*DATASET RECORDS*:

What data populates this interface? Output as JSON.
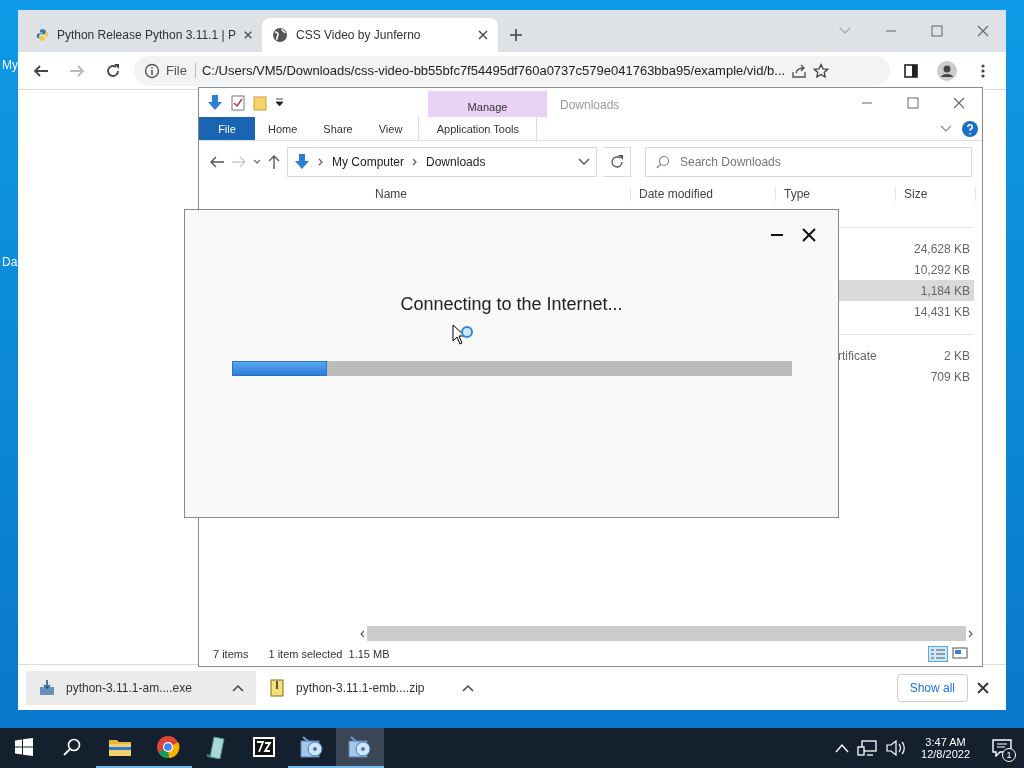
{
  "desktop": {
    "icon_labels": [
      "My",
      "Da"
    ]
  },
  "browser": {
    "tabs": [
      {
        "title": "Python Release Python 3.11.1 | P",
        "kind": "python",
        "selected": false
      },
      {
        "title": "CSS Video by Junferno",
        "kind": "globe",
        "selected": true
      }
    ],
    "address": {
      "scheme": "File",
      "url": "C:/Users/VM5/Downloads/css-video-bb55bfc7f54495df760a0737c579e041763bba95/example/vid/b..."
    },
    "downloads": [
      {
        "name": "python-3.11.1-am....exe",
        "kind": "installer",
        "selected": true
      },
      {
        "name": "python-3.11.1-emb....zip",
        "kind": "archive",
        "selected": false
      }
    ],
    "show_all": "Show all"
  },
  "explorer": {
    "context_label": "Manage",
    "title": "Downloads",
    "ribbon_tabs": [
      {
        "label": "File",
        "kind": "file"
      },
      {
        "label": "Home",
        "kind": "tab"
      },
      {
        "label": "Share",
        "kind": "tab"
      },
      {
        "label": "View",
        "kind": "tab"
      },
      {
        "label": "Application Tools",
        "kind": "context"
      }
    ],
    "breadcrumb": [
      "My Computer",
      "Downloads"
    ],
    "search": {
      "placeholder": "Search Downloads"
    },
    "columns": [
      "Name",
      "Date modified",
      "Type",
      "Size"
    ],
    "groups": [
      {
        "rows": [
          {
            "size": "24,628 KB",
            "selected": false
          },
          {
            "size": "10,292 KB",
            "selected": false
          },
          {
            "size": "1,184 KB",
            "selected": true
          },
          {
            "size": "14,431 KB",
            "selected": false
          }
        ]
      },
      {
        "rows": [
          {
            "type": "rtificate",
            "size": "2 KB",
            "selected": false
          },
          {
            "size": "709 KB",
            "selected": false
          }
        ]
      }
    ],
    "status": {
      "count": "7 items",
      "selection": "1 item selected  1.15 MB"
    }
  },
  "dialog": {
    "message": "Connecting to the Internet...",
    "progress": {
      "level": 0.17
    }
  },
  "taskbar": {
    "apps": [
      {
        "kind": "folder",
        "running": true,
        "selected": false
      },
      {
        "kind": "chrome",
        "running": true,
        "selected": false
      },
      {
        "kind": "app",
        "running": false,
        "selected": false
      },
      {
        "kind": "sevenzip",
        "running": false,
        "selected": false
      },
      {
        "kind": "setup",
        "running": true,
        "selected": false
      },
      {
        "kind": "setup",
        "running": true,
        "selected": true
      }
    ],
    "time": "3:47 AM",
    "date": "12/8/2022",
    "notifications": "1"
  }
}
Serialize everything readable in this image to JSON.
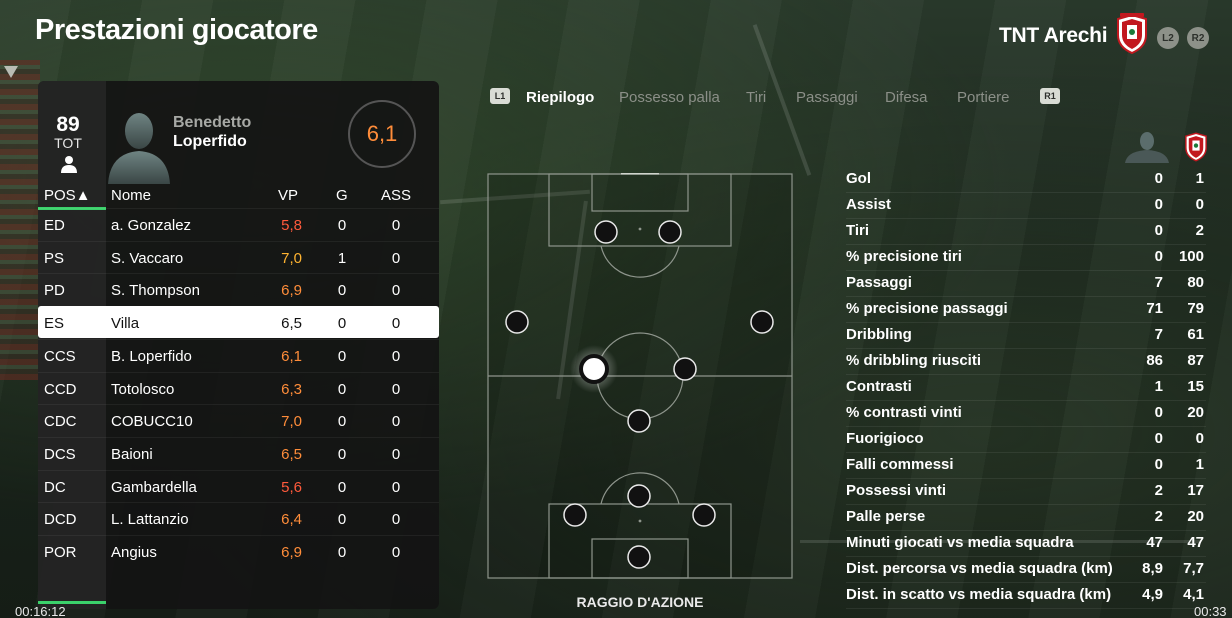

*THE EXERCISE*:
Using the data above, write out every line exactly, leaving the images behind.

*FULL OUTPUT*:
What data populates this interface? Output as JSON.
{
  "desktop": {
    "icon_labels": [
      "My",
      "Da"
    ]
  },
  "browser": {
    "tabs": [
      {
        "title": "Python Release Python 3.11.1 | P",
        "kind": "python",
        "selected": false
      },
      {
        "title": "CSS Video by Junferno",
        "kind": "globe",
        "selected": true
      }
    ],
    "address": {
      "scheme": "File",
      "url": "C:/Users/VM5/Downloads/css-video-bb55bfc7f54495df760a0737c579e041763bba95/example/vid/b..."
    },
    "downloads": [
      {
        "name": "python-3.11.1-am....exe",
        "kind": "installer",
        "selected": true
      },
      {
        "name": "python-3.11.1-emb....zip",
        "kind": "archive",
        "selected": false
      }
    ],
    "show_all": "Show all"
  },
  "explorer": {
    "context_label": "Manage",
    "title": "Downloads",
    "ribbon_tabs": [
      {
        "label": "File",
        "kind": "file"
      },
      {
        "label": "Home",
        "kind": "tab"
      },
      {
        "label": "Share",
        "kind": "tab"
      },
      {
        "label": "View",
        "kind": "tab"
      },
      {
        "label": "Application Tools",
        "kind": "context"
      }
    ],
    "breadcrumb": [
      "My Computer",
      "Downloads"
    ],
    "search": {
      "placeholder": "Search Downloads"
    },
    "columns": [
      "Name",
      "Date modified",
      "Type",
      "Size"
    ],
    "groups": [
      {
        "rows": [
          {
            "size": "24,628 KB",
            "selected": false
          },
          {
            "size": "10,292 KB",
            "selected": false
          },
          {
            "size": "1,184 KB",
            "selected": true
          },
          {
            "size": "14,431 KB",
            "selected": false
          }
        ]
      },
      {
        "rows": [
          {
            "type": "rtificate",
            "size": "2 KB",
            "selected": false
          },
          {
            "size": "709 KB",
            "selected": false
          }
        ]
      }
    ],
    "status": {
      "count": "7 items",
      "selection": "1 item selected  1.15 MB"
    }
  },
  "dialog": {
    "message": "Connecting to the Internet...",
    "progress": {
      "level": 0.17
    }
  },
  "taskbar": {
    "apps": [
      {
        "kind": "folder",
        "running": true,
        "selected": false
      },
      {
        "kind": "chrome",
        "running": true,
        "selected": false
      },
      {
        "kind": "app",
        "running": false,
        "selected": false
      },
      {
        "kind": "sevenzip",
        "running": false,
        "selected": false
      },
      {
        "kind": "setup",
        "running": true,
        "selected": false
      },
      {
        "kind": "setup",
        "running": true,
        "selected": true
      }
    ],
    "time": "3:47 AM",
    "date": "12/8/2022",
    "notifications": "1"
  }
}
Serialize everything readable in this image to JSON.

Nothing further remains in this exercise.